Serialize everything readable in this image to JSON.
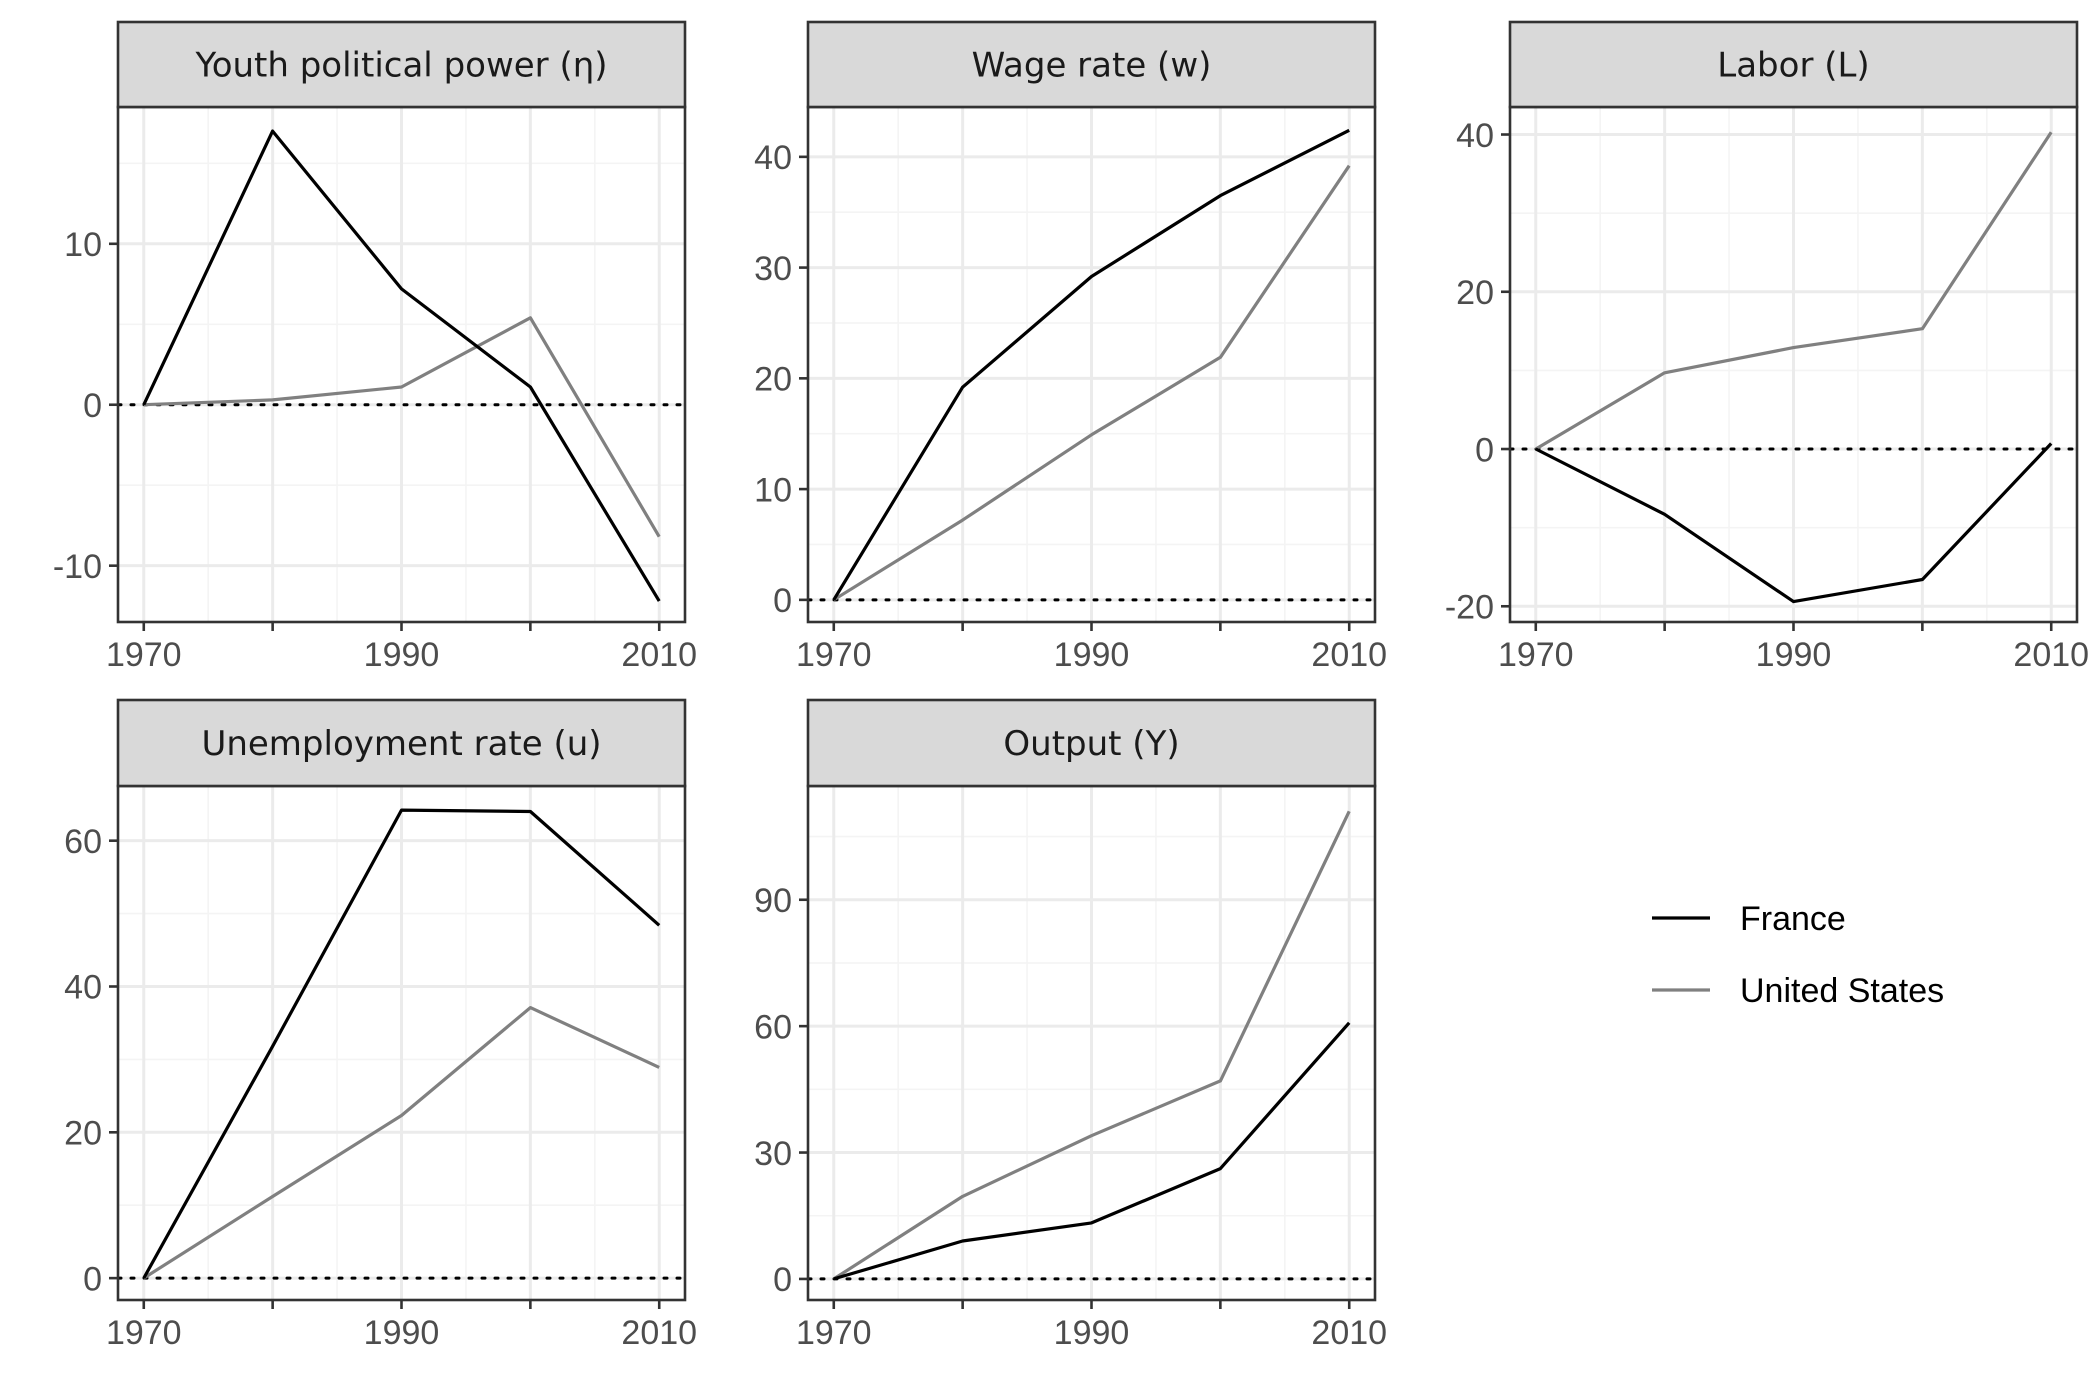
{
  "colors": {
    "france": "#000000",
    "united_states": "#808080",
    "strip_fill": "#d9d9d9",
    "grid_major": "#ebebeb",
    "grid_minor": "#f4f4f4",
    "frame": "#333333",
    "tick_text": "#4d4d4d",
    "zero_line": "#000000"
  },
  "legend": {
    "placement": "right",
    "entries": [
      {
        "label": "France",
        "color": "#000000"
      },
      {
        "label": "United States",
        "color": "#808080"
      }
    ]
  },
  "chart_data": [
    {
      "type": "line",
      "title": "Youth political power (η)",
      "x": [
        1970,
        1980,
        1990,
        2000,
        2010
      ],
      "xticks": [
        "1970",
        "1990",
        "2010"
      ],
      "xlim": [
        1970,
        2010
      ],
      "ylim": [
        -13.5,
        18.5
      ],
      "yticks": [
        "-10",
        "0",
        "10"
      ],
      "grid": true,
      "zero_reference_line": true,
      "series": [
        {
          "name": "France",
          "values": [
            0,
            17,
            7.2,
            1.1,
            -12.2
          ]
        },
        {
          "name": "United States",
          "values": [
            0,
            0.3,
            1.1,
            5.4,
            -8.2
          ]
        }
      ]
    },
    {
      "type": "line",
      "title": "Wage rate (w)",
      "x": [
        1970,
        1980,
        1990,
        2000,
        2010
      ],
      "xticks": [
        "1970",
        "1990",
        "2010"
      ],
      "xlim": [
        1970,
        2010
      ],
      "ylim": [
        -2,
        44.5
      ],
      "yticks": [
        "0",
        "10",
        "20",
        "30",
        "40"
      ],
      "grid": true,
      "zero_reference_line": true,
      "series": [
        {
          "name": "France",
          "values": [
            0,
            19.2,
            29.2,
            36.5,
            42.4
          ]
        },
        {
          "name": "United States",
          "values": [
            0,
            7.2,
            14.9,
            21.9,
            39.2
          ]
        }
      ]
    },
    {
      "type": "line",
      "title": "Labor (L)",
      "x": [
        1970,
        1980,
        1990,
        2000,
        2010
      ],
      "xticks": [
        "1970",
        "1990",
        "2010"
      ],
      "xlim": [
        1970,
        2010
      ],
      "ylim": [
        -22,
        43.5
      ],
      "yticks": [
        "-20",
        "0",
        "20",
        "40"
      ],
      "grid": true,
      "zero_reference_line": true,
      "series": [
        {
          "name": "France",
          "values": [
            0,
            -8.3,
            -19.4,
            -16.6,
            0.7
          ]
        },
        {
          "name": "United States",
          "values": [
            0,
            9.7,
            12.9,
            15.3,
            40.3
          ]
        }
      ]
    },
    {
      "type": "line",
      "title": "Unemployment rate (u)",
      "x": [
        1970,
        1980,
        1990,
        2000,
        2010
      ],
      "xticks": [
        "1970",
        "1990",
        "2010"
      ],
      "xlim": [
        1970,
        2010
      ],
      "ylim": [
        -3,
        67.5
      ],
      "yticks": [
        "0",
        "20",
        "40",
        "60"
      ],
      "grid": true,
      "zero_reference_line": true,
      "series": [
        {
          "name": "France",
          "values": [
            0,
            31.8,
            64.2,
            64.0,
            48.4
          ]
        },
        {
          "name": "United States",
          "values": [
            0,
            11.2,
            22.3,
            37.1,
            28.9
          ]
        }
      ]
    },
    {
      "type": "line",
      "title": "Output (Y)",
      "x": [
        1970,
        1980,
        1990,
        2000,
        2010
      ],
      "xticks": [
        "1970",
        "1990",
        "2010"
      ],
      "xlim": [
        1970,
        2010
      ],
      "ylim": [
        -5,
        117
      ],
      "yticks": [
        "0",
        "30",
        "60",
        "90"
      ],
      "grid": true,
      "zero_reference_line": true,
      "series": [
        {
          "name": "France",
          "values": [
            0,
            9,
            13.3,
            26.2,
            60.8
          ]
        },
        {
          "name": "United States",
          "values": [
            0,
            19.6,
            34,
            47,
            111
          ]
        }
      ]
    }
  ]
}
=====
All of the lines above should be retyped precisely, apart from the pictures.

Exercise answer ->
Serialize everything readable in this image to JSON.
{
  "colors": {
    "france": "#000000",
    "united_states": "#808080",
    "strip_fill": "#d9d9d9",
    "grid_major": "#ebebeb",
    "grid_minor": "#f4f4f4",
    "frame": "#333333",
    "tick_text": "#4d4d4d",
    "zero_line": "#000000"
  },
  "legend": {
    "placement": "right",
    "entries": [
      {
        "label": "France",
        "color": "#000000"
      },
      {
        "label": "United States",
        "color": "#808080"
      }
    ]
  },
  "chart_data": [
    {
      "type": "line",
      "title": "Youth political power (η)",
      "x": [
        1970,
        1980,
        1990,
        2000,
        2010
      ],
      "xticks": [
        "1970",
        "1990",
        "2010"
      ],
      "xlim": [
        1970,
        2010
      ],
      "ylim": [
        -13.5,
        18.5
      ],
      "yticks": [
        "-10",
        "0",
        "10"
      ],
      "grid": true,
      "zero_reference_line": true,
      "series": [
        {
          "name": "France",
          "values": [
            0,
            17,
            7.2,
            1.1,
            -12.2
          ]
        },
        {
          "name": "United States",
          "values": [
            0,
            0.3,
            1.1,
            5.4,
            -8.2
          ]
        }
      ]
    },
    {
      "type": "line",
      "title": "Wage rate (w)",
      "x": [
        1970,
        1980,
        1990,
        2000,
        2010
      ],
      "xticks": [
        "1970",
        "1990",
        "2010"
      ],
      "xlim": [
        1970,
        2010
      ],
      "ylim": [
        -2,
        44.5
      ],
      "yticks": [
        "0",
        "10",
        "20",
        "30",
        "40"
      ],
      "grid": true,
      "zero_reference_line": true,
      "series": [
        {
          "name": "France",
          "values": [
            0,
            19.2,
            29.2,
            36.5,
            42.4
          ]
        },
        {
          "name": "United States",
          "values": [
            0,
            7.2,
            14.9,
            21.9,
            39.2
          ]
        }
      ]
    },
    {
      "type": "line",
      "title": "Labor (L)",
      "x": [
        1970,
        1980,
        1990,
        2000,
        2010
      ],
      "xticks": [
        "1970",
        "1990",
        "2010"
      ],
      "xlim": [
        1970,
        2010
      ],
      "ylim": [
        -22,
        43.5
      ],
      "yticks": [
        "-20",
        "0",
        "20",
        "40"
      ],
      "grid": true,
      "zero_reference_line": true,
      "series": [
        {
          "name": "France",
          "values": [
            0,
            -8.3,
            -19.4,
            -16.6,
            0.7
          ]
        },
        {
          "name": "United States",
          "values": [
            0,
            9.7,
            12.9,
            15.3,
            40.3
          ]
        }
      ]
    },
    {
      "type": "line",
      "title": "Unemployment rate (u)",
      "x": [
        1970,
        1980,
        1990,
        2000,
        2010
      ],
      "xticks": [
        "1970",
        "1990",
        "2010"
      ],
      "xlim": [
        1970,
        2010
      ],
      "ylim": [
        -3,
        67.5
      ],
      "yticks": [
        "0",
        "20",
        "40",
        "60"
      ],
      "grid": true,
      "zero_reference_line": true,
      "series": [
        {
          "name": "France",
          "values": [
            0,
            31.8,
            64.2,
            64.0,
            48.4
          ]
        },
        {
          "name": "United States",
          "values": [
            0,
            11.2,
            22.3,
            37.1,
            28.9
          ]
        }
      ]
    },
    {
      "type": "line",
      "title": "Output (Y)",
      "x": [
        1970,
        1980,
        1990,
        2000,
        2010
      ],
      "xticks": [
        "1970",
        "1990",
        "2010"
      ],
      "xlim": [
        1970,
        2010
      ],
      "ylim": [
        -5,
        117
      ],
      "yticks": [
        "0",
        "30",
        "60",
        "90"
      ],
      "grid": true,
      "zero_reference_line": true,
      "series": [
        {
          "name": "France",
          "values": [
            0,
            9,
            13.3,
            26.2,
            60.8
          ]
        },
        {
          "name": "United States",
          "values": [
            0,
            19.6,
            34,
            47,
            111
          ]
        }
      ]
    }
  ]
}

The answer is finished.